> **Task directions**
Search the listing below for the string "over" and copy every line where it occurs.

(begin)

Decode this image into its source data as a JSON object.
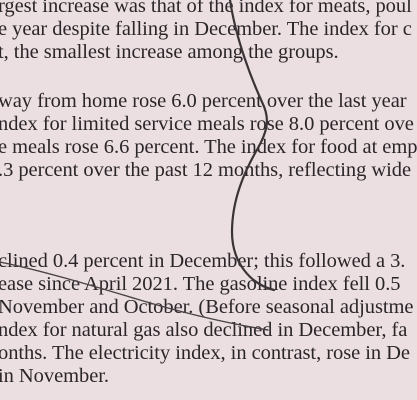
{
  "document": {
    "paragraph_1": [
      "rgest increase was that of the index for meats, poul",
      "e year despite falling in December. The index for c",
      "t, the smallest increase among the groups."
    ],
    "paragraph_2": [
      "way from home rose 6.0 percent over the last year",
      "ndex for limited service meals rose 8.0 percent ove",
      "e meals rose 6.6 percent. The index for food at emp",
      ".3 percent over the past 12 months, reflecting wide"
    ],
    "paragraph_3": [
      "clined 0.4 percent in December; this followed a 3.",
      "ease since April 2021. The gasoline index fell 0.5",
      "November and October. (Before seasonal adjustme",
      "ndex for natural gas also declined in December, fa",
      "onths. The electricity index, in contrast, rose in De",
      "in November."
    ]
  },
  "annotations": {
    "pen_mark_color": "#3a3436"
  }
}
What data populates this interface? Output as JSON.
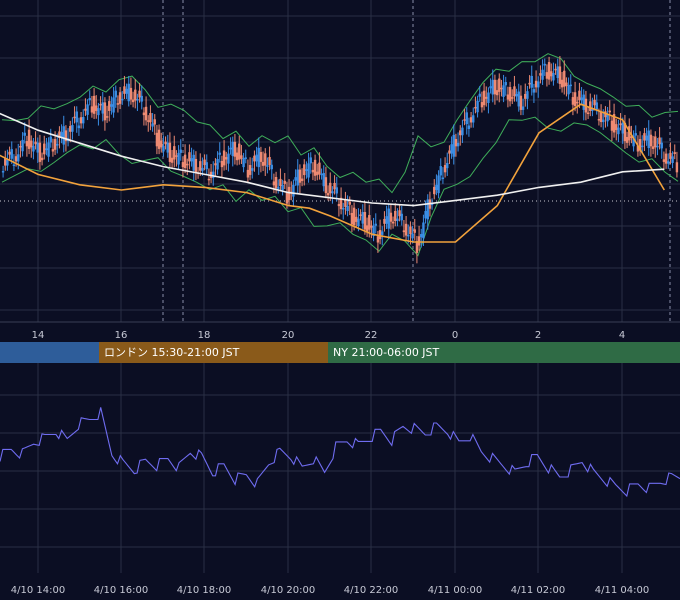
{
  "colors": {
    "background": "#0b0e23",
    "grid": "#2a2f45",
    "candle_up": "#3a8ee6",
    "candle_down": "#ee8a72",
    "ma_short": "#f2a23c",
    "ma_long": "#f0f0f0",
    "bollinger": "#3fae5a",
    "oscillator": "#6f6cf0",
    "session_tokyo": "#2e5d9a",
    "session_london": "#8a5a1a",
    "session_ny": "#2f6b45"
  },
  "price_chart": {
    "x_ticks": [
      "14",
      "16",
      "18",
      "20",
      "22",
      "0",
      "2",
      "4"
    ]
  },
  "sessions": [
    {
      "label": "",
      "color_key": "session_tokyo"
    },
    {
      "label": "ロンドン 15:30-21:00 JST",
      "color_key": "session_london"
    },
    {
      "label": "NY 21:00-06:00 JST",
      "color_key": "session_ny"
    }
  ],
  "oscillator": {
    "x_ticks": [
      "4/10 14:00",
      "4/10 16:00",
      "4/10 18:00",
      "4/10 20:00",
      "4/10 22:00",
      "4/11 00:00",
      "4/11 02:00",
      "4/11 04:00"
    ]
  },
  "chart_data": [
    {
      "type": "line",
      "title": "",
      "series": [
        {
          "values_at_hours": [
            13.0,
            14.0,
            15.0,
            16.0,
            17.0,
            18.0,
            19.0,
            20.0,
            20.5,
            21.0,
            22.0,
            23.0,
            24.0,
            25.0,
            26.0,
            27.0,
            28.0,
            29.0
          ],
          "values": [
            64,
            56,
            52,
            50,
            52,
            51,
            49,
            44,
            43,
            40,
            33,
            30,
            30,
            44,
            72,
            83,
            77,
            50
          ],
          "color": "#f2a23c"
        },
        {
          "values_at_hours": [
            13.0,
            14.0,
            15.0,
            16.0,
            17.0,
            18.0,
            19.0,
            20.0,
            22.0,
            23.0,
            24.0,
            25.0,
            26.0,
            27.0,
            28.0,
            29.0
          ],
          "values": [
            80,
            73,
            68,
            63,
            59,
            56,
            53,
            49,
            45,
            44,
            46,
            48,
            51,
            53,
            57,
            58
          ],
          "color": "#f0f0f0"
        }
      ],
      "candle_close_path": [
        60,
        63,
        70,
        64,
        68,
        72,
        78,
        83,
        80,
        86,
        88,
        82,
        70,
        64,
        62,
        60,
        57,
        62,
        66,
        58,
        64,
        55,
        48,
        56,
        60,
        52,
        47,
        40,
        38,
        33,
        41,
        37,
        29,
        46,
        58,
        70,
        78,
        85,
        90,
        88,
        84,
        92,
        96,
        94,
        86,
        83,
        80,
        76,
        72,
        68,
        70,
        64,
        60
      ],
      "x_ticks": [
        "14",
        "16",
        "18",
        "20",
        "22",
        "0",
        "2",
        "4"
      ]
    },
    {
      "type": "line",
      "title": "",
      "x_ticks": [
        "4/10 14:00",
        "4/10 16:00",
        "4/10 18:00",
        "4/10 20:00",
        "4/10 22:00",
        "4/11 00:00",
        "4/11 02:00",
        "4/11 04:00"
      ],
      "values": [
        58,
        64,
        60,
        70,
        74,
        80,
        72,
        86,
        90,
        96,
        60,
        52,
        46,
        54,
        50,
        56,
        48,
        62,
        58,
        44,
        50,
        38,
        42,
        34,
        52,
        62,
        58,
        48,
        56,
        44,
        66,
        72,
        68,
        74,
        80,
        72,
        84,
        82,
        78,
        84,
        80,
        70,
        76,
        62,
        56,
        50,
        44,
        52,
        58,
        48,
        40,
        46,
        54,
        44,
        38,
        32,
        28,
        34,
        30,
        36,
        40
      ]
    }
  ]
}
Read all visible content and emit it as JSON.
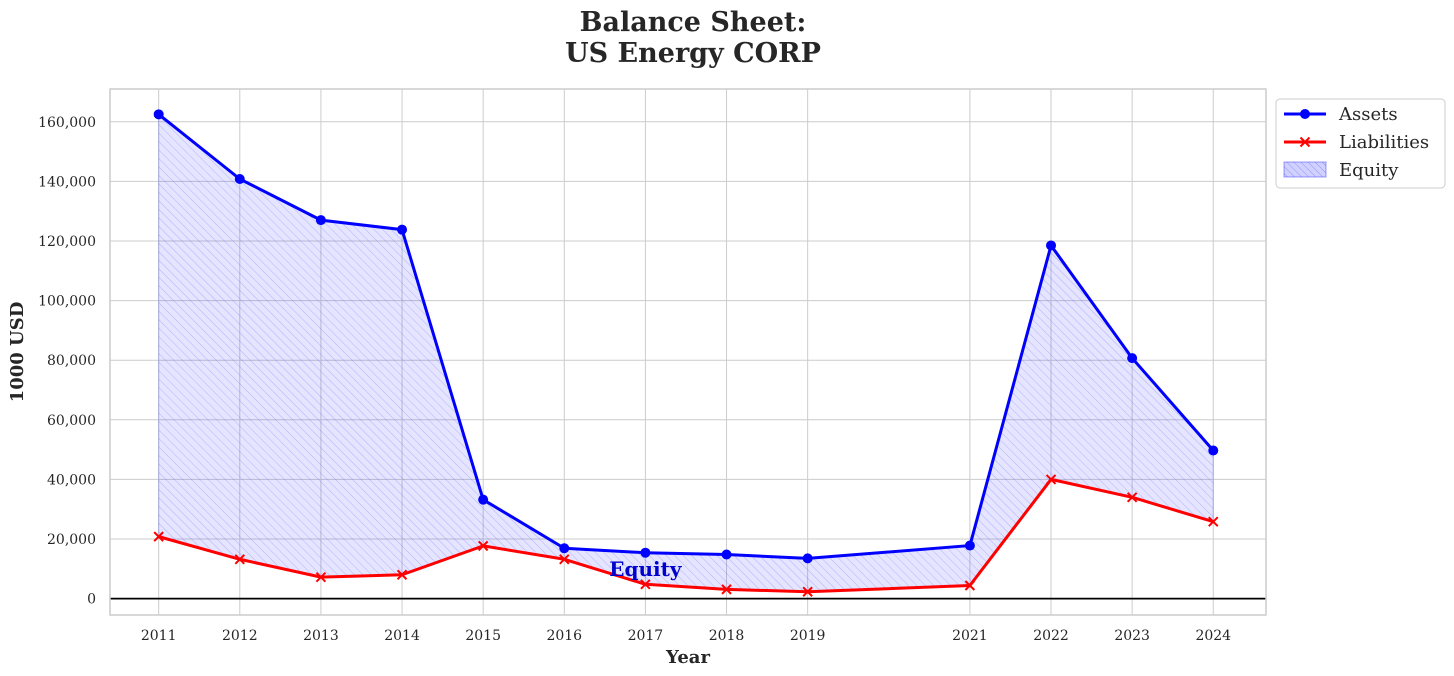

(end)

> **Response to the exercise**
      "way from home rose 6.0 percent over the last year",
      ".3 percent over the past 12 months, reflecting wide"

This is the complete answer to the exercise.